- Written exercise -
Copy out each line below that has the word "панов" in it.

>> Begin

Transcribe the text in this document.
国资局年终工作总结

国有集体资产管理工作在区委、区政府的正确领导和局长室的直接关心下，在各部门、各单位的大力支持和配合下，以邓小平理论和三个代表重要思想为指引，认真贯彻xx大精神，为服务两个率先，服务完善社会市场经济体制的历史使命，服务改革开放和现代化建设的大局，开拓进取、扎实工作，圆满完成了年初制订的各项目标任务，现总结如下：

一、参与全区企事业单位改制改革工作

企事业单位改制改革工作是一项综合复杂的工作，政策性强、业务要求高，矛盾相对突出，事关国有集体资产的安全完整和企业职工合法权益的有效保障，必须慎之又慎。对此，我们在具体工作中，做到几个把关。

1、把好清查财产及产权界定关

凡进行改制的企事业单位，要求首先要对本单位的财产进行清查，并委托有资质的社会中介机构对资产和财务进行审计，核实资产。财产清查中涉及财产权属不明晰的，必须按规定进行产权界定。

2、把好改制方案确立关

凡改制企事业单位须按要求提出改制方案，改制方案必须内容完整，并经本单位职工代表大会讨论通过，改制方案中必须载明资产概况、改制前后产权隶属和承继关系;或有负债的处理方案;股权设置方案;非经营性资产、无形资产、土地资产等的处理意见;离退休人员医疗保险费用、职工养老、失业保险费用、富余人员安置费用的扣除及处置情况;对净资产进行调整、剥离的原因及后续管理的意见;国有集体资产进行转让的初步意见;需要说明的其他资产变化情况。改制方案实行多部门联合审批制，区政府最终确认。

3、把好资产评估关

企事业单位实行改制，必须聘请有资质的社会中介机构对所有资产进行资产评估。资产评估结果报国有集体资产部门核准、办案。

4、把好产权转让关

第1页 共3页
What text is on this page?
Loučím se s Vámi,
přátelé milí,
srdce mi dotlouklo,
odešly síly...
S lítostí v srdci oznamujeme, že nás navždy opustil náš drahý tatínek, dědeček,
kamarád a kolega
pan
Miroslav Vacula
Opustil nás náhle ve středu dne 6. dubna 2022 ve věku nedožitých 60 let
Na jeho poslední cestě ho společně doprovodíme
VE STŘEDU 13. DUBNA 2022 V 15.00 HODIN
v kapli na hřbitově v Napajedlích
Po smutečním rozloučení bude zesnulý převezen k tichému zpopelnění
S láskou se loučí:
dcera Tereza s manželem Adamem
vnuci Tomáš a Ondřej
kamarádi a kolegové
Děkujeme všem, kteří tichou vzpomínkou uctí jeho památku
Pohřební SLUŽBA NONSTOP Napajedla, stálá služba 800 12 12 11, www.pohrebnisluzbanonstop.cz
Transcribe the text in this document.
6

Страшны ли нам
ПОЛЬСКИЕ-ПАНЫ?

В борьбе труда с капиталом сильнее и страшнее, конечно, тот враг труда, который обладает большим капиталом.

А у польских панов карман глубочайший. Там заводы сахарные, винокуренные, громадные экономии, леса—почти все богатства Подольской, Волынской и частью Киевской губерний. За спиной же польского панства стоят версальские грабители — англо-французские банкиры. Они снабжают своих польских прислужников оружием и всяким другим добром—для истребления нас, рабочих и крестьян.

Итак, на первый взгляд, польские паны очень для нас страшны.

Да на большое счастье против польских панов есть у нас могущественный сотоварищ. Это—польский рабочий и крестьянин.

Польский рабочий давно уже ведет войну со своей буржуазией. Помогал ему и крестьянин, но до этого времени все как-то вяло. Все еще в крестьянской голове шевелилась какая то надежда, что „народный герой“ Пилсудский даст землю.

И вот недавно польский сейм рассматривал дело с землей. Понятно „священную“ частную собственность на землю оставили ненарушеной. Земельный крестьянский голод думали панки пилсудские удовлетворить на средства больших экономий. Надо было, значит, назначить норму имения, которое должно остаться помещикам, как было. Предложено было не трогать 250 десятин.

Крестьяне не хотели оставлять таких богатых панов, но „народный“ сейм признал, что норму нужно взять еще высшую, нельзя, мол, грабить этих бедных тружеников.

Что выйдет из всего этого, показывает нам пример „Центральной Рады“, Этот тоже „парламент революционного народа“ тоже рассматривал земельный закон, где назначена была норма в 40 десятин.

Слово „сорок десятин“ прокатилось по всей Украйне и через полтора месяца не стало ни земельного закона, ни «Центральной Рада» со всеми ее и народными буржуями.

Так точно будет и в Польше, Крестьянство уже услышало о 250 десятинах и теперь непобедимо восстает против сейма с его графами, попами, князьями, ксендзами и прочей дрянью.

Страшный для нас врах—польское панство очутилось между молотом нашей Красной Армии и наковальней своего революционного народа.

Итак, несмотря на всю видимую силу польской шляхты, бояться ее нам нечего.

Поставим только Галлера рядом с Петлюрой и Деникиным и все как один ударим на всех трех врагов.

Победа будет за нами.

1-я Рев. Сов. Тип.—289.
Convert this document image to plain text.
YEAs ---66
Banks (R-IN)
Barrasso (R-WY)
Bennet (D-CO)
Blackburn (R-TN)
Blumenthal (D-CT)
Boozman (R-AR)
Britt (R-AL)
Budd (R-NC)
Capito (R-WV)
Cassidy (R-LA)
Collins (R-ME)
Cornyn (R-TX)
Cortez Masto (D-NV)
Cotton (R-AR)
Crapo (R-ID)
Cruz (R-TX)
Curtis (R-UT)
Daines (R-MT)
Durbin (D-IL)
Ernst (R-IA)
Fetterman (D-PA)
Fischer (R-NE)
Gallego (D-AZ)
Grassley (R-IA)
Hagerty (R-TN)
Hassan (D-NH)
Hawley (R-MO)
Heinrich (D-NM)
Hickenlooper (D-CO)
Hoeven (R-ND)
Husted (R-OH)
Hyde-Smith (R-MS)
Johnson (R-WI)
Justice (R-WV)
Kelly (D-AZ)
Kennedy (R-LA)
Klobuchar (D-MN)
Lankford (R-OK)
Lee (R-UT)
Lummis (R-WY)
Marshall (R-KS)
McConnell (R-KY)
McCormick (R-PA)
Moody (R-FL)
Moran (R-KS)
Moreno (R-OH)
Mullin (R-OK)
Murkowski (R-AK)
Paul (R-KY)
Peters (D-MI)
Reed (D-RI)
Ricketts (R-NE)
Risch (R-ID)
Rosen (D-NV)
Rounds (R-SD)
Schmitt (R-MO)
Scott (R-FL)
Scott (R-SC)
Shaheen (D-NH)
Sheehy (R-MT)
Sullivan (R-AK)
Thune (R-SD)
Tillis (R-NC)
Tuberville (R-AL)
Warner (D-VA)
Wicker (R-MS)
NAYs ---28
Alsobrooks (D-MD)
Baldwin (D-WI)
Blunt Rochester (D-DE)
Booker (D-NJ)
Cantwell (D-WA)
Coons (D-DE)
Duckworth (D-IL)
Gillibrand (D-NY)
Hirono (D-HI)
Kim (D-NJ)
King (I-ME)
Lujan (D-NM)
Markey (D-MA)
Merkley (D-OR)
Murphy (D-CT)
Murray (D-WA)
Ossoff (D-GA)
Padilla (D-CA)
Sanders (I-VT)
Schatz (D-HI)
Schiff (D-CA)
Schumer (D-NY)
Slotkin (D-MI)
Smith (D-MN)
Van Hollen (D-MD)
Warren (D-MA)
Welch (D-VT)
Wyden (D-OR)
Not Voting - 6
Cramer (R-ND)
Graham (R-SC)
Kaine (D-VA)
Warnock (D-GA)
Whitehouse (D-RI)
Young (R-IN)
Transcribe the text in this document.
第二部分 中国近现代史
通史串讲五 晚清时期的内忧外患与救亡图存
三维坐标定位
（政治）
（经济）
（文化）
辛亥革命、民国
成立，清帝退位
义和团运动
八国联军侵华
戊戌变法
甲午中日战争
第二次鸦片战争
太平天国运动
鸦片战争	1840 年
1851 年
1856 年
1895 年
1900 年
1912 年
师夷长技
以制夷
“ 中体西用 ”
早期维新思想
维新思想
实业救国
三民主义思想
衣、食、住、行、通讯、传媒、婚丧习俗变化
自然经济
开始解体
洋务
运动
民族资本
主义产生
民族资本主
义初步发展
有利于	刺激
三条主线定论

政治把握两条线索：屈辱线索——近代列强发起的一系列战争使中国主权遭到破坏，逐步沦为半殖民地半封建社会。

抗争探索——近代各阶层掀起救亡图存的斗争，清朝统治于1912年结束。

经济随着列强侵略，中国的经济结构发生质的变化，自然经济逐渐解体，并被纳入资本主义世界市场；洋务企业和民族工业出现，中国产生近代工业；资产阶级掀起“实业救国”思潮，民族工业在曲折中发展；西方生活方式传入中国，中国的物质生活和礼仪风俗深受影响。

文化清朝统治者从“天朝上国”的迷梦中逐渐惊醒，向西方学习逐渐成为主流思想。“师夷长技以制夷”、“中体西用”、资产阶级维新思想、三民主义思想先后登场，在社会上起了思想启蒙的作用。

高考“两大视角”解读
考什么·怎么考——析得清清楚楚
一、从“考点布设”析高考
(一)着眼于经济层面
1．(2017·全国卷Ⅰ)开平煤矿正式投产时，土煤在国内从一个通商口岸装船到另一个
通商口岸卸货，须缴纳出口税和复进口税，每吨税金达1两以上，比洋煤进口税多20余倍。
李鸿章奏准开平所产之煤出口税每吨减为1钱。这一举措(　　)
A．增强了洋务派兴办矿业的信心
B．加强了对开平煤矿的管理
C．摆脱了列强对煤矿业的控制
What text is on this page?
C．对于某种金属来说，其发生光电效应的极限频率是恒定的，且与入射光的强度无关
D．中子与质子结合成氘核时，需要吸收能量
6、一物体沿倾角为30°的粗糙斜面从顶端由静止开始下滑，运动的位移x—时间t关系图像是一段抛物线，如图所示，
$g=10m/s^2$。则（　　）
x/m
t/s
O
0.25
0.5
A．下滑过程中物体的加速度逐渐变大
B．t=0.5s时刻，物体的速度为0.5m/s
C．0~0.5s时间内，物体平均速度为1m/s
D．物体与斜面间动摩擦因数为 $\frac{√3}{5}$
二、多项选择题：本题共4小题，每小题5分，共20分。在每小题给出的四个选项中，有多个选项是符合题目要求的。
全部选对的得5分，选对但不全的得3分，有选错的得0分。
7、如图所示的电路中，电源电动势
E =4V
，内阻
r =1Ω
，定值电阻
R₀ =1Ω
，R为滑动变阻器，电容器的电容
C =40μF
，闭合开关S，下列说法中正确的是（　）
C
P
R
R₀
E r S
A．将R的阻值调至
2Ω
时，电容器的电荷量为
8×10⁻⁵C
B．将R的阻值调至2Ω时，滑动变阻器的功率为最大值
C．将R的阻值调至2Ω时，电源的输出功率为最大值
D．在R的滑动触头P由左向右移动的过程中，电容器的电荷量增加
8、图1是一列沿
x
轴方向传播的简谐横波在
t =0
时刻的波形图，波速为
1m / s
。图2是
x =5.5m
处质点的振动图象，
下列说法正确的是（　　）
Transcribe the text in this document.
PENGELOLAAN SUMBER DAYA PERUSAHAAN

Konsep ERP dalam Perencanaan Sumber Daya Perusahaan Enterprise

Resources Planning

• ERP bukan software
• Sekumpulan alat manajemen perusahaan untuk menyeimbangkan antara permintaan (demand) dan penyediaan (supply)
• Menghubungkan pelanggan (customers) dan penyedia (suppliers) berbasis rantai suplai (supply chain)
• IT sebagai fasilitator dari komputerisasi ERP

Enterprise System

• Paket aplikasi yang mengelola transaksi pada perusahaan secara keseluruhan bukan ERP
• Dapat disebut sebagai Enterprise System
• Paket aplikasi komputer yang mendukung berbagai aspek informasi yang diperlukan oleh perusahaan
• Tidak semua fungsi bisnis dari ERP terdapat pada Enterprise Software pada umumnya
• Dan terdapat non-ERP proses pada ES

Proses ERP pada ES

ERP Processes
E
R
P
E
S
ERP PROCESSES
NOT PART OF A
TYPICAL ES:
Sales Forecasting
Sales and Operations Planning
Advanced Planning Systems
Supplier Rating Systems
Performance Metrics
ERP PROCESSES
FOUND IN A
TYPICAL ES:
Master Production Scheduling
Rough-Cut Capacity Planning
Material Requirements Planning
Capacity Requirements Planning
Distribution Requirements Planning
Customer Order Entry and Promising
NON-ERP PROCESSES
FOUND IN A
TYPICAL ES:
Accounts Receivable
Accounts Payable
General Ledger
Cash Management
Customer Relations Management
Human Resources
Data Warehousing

>> End

- Result of this exercise -
А у польских панов карман глубочайший. Там заводы сахарные, винокуренные, громадные экономии, леса—почти все богатства Подольской, Волынской и частью Киевской губерний. За спиной же польского панства стоят версальские грабители — англо-французские банкиры. Они снабжают своих польских прислужников оружием и всяким другим добром—для истребления нас, рабочих и крестьян.
Да на большое счастье против польских панов есть у нас могущественный сотоварищ. Это—польский рабочий и крестьянин.
Крестьяне не хотели оставлять таких богатых панов, но „народный“ сейм признал, что норму нужно взять еще высшую, нельзя, мол, грабить этих бедных тружеников.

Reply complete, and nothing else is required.